*RECORD EXTRACTS:*
■ ■ ■ ■

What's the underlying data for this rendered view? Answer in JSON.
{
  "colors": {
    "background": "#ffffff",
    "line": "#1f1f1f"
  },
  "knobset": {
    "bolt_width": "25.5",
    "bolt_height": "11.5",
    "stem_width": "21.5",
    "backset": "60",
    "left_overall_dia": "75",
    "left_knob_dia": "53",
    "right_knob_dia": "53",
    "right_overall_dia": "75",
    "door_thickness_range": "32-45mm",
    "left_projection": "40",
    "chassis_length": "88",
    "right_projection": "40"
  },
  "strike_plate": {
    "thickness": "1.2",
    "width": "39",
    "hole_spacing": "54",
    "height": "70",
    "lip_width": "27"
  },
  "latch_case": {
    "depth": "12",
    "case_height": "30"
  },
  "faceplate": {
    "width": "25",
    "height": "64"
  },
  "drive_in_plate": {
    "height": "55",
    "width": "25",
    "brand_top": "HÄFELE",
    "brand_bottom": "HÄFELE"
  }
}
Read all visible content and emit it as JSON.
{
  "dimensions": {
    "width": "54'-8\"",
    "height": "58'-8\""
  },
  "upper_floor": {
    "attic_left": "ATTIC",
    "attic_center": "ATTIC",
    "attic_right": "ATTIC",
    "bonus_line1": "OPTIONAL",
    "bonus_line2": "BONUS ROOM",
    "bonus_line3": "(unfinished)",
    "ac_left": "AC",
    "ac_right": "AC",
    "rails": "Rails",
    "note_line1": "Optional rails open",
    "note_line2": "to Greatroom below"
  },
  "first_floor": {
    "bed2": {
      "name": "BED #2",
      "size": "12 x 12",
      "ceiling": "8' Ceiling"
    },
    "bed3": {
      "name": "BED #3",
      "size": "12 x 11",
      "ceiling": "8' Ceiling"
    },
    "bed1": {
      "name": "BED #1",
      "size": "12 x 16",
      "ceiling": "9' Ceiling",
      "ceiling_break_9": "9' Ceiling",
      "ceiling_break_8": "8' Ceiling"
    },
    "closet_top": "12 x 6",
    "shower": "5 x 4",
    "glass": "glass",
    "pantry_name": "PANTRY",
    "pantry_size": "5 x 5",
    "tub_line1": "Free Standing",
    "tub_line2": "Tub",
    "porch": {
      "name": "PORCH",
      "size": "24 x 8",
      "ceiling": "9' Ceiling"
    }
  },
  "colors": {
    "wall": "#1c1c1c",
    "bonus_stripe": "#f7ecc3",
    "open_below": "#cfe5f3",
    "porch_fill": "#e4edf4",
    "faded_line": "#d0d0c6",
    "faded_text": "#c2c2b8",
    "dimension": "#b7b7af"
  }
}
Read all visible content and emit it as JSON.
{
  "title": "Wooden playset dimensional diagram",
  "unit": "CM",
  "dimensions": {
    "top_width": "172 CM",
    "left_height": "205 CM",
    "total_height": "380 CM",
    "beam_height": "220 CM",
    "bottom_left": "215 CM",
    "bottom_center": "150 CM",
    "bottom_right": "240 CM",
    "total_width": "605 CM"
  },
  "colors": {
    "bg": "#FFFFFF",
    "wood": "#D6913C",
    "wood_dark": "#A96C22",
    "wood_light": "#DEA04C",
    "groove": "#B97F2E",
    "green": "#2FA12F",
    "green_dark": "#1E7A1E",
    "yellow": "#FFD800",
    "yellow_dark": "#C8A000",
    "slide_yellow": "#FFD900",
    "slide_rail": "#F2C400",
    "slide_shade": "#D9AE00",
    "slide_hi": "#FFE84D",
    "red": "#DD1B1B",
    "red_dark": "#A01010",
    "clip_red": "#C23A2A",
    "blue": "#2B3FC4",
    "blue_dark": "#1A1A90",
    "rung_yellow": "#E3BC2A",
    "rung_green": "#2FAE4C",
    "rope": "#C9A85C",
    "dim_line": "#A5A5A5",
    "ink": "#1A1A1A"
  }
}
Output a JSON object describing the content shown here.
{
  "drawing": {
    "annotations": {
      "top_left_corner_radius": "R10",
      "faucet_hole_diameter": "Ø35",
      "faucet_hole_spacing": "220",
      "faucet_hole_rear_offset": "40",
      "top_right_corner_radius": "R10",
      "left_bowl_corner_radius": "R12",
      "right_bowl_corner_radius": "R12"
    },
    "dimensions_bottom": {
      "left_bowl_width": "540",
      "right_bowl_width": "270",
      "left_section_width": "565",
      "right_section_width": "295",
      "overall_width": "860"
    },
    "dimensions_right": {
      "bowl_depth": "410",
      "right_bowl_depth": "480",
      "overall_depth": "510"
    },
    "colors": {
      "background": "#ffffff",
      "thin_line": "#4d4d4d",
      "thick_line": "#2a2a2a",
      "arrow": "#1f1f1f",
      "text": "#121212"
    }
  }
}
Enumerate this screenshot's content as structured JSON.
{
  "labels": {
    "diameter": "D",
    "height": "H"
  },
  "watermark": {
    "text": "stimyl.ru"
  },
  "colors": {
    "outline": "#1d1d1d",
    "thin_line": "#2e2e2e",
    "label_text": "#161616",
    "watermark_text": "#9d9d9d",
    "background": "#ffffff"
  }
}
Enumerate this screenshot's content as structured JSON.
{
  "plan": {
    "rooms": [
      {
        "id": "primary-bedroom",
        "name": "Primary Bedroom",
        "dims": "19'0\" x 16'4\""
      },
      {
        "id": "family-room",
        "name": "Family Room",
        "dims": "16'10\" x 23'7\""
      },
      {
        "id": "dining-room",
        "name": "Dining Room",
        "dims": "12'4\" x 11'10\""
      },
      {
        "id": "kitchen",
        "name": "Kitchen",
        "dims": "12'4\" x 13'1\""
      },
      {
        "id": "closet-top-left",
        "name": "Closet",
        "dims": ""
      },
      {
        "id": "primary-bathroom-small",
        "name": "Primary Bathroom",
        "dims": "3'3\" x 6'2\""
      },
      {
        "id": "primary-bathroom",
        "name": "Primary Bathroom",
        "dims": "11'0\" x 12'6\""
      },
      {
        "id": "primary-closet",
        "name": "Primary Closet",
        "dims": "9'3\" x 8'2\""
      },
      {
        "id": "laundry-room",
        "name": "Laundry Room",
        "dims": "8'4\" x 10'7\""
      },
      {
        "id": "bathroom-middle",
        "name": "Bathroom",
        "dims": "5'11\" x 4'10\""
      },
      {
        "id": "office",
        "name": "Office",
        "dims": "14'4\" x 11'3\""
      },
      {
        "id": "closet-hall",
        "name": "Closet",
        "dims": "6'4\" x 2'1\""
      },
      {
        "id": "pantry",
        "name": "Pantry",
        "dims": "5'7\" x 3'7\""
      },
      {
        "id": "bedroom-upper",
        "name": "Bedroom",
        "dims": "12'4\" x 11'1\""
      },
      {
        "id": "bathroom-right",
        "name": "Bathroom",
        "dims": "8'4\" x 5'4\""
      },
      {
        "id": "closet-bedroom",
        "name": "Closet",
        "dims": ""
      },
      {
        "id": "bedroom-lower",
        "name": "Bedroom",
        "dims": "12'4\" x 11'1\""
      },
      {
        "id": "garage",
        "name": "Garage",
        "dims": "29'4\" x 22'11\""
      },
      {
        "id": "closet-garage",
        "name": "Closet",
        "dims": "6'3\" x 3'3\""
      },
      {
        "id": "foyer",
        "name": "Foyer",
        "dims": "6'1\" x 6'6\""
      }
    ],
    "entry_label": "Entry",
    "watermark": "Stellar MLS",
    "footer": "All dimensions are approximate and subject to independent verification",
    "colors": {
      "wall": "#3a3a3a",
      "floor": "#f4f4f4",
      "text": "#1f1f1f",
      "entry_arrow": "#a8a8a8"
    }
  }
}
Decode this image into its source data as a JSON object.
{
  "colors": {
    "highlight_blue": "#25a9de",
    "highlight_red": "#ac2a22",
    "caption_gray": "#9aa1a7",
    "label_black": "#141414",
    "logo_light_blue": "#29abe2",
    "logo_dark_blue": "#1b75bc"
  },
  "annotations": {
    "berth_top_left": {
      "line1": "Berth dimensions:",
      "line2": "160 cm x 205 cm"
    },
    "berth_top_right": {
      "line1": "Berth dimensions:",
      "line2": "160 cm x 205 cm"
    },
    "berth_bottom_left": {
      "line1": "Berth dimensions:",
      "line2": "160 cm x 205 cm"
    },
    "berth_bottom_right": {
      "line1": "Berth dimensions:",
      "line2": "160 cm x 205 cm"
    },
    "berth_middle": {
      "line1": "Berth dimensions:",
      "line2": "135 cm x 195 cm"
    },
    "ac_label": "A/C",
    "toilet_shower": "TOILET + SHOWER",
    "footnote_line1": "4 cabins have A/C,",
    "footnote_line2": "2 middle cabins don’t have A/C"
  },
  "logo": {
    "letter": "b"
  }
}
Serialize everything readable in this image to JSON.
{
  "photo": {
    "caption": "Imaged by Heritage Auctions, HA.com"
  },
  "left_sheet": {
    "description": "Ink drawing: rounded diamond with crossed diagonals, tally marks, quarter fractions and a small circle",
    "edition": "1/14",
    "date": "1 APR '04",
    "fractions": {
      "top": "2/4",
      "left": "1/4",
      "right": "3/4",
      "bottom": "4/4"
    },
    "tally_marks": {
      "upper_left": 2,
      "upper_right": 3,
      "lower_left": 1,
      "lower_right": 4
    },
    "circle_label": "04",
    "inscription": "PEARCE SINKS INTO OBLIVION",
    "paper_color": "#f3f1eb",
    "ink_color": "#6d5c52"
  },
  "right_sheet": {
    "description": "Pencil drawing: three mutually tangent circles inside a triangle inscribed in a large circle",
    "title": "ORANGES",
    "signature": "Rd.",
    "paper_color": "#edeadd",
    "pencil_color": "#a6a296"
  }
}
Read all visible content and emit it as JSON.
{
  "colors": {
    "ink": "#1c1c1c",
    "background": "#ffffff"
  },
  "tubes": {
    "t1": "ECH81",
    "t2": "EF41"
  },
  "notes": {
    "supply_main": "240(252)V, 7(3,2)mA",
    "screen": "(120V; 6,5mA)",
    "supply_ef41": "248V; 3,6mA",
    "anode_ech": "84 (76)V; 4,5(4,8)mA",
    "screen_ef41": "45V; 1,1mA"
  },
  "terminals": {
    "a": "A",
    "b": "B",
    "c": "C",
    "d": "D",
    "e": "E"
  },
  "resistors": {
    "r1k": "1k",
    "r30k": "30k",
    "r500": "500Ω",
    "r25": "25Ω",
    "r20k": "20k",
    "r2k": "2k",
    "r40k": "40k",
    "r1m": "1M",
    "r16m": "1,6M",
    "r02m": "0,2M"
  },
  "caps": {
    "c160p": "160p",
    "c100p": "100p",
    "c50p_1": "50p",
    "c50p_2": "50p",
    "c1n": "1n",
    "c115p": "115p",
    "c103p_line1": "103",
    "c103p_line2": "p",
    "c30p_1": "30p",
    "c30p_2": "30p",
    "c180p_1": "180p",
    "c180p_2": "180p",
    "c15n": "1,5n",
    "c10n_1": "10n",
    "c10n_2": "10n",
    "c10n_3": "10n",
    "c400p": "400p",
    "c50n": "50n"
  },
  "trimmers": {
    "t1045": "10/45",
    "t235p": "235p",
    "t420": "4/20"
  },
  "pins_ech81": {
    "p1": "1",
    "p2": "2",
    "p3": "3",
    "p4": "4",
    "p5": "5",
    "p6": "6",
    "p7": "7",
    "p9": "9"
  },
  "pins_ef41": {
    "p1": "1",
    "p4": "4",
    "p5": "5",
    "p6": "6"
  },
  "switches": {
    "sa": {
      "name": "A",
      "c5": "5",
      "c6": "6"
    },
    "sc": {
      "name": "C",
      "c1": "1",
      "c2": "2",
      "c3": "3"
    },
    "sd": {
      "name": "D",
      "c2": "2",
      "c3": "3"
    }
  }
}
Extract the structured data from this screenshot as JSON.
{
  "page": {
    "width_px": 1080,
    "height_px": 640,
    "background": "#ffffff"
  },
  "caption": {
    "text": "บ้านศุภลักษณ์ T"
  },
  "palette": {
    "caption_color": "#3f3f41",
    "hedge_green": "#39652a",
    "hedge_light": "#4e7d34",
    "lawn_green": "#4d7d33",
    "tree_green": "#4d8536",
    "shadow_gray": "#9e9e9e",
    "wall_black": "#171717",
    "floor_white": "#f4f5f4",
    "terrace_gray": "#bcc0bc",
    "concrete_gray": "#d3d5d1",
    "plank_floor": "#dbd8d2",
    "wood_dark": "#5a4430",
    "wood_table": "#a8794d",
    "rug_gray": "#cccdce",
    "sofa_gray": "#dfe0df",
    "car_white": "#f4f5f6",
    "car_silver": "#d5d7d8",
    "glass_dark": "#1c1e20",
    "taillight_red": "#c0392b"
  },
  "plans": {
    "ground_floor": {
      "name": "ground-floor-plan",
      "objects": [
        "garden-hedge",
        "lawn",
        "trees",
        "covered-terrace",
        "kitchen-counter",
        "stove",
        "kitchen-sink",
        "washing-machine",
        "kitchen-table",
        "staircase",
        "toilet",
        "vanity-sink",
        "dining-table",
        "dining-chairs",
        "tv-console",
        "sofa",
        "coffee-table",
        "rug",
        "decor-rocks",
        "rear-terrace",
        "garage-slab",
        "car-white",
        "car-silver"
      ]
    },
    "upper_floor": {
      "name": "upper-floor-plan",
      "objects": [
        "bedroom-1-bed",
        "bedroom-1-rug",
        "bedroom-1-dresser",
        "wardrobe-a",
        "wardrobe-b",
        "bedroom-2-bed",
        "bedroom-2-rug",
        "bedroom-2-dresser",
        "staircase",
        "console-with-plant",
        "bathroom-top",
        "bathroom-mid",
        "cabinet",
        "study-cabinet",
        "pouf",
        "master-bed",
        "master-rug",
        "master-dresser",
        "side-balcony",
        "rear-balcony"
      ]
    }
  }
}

■ ■ ■ ■

*PROBLEM REQUIREMENTS:*
Copy out all lines from the material above that contain the string "cabins".

*COMPLETE ANSWER:*
    "footnote_line1": "4 cabins have A/C,",
    "footnote_line2": "2 middle cabins don’t have A/C"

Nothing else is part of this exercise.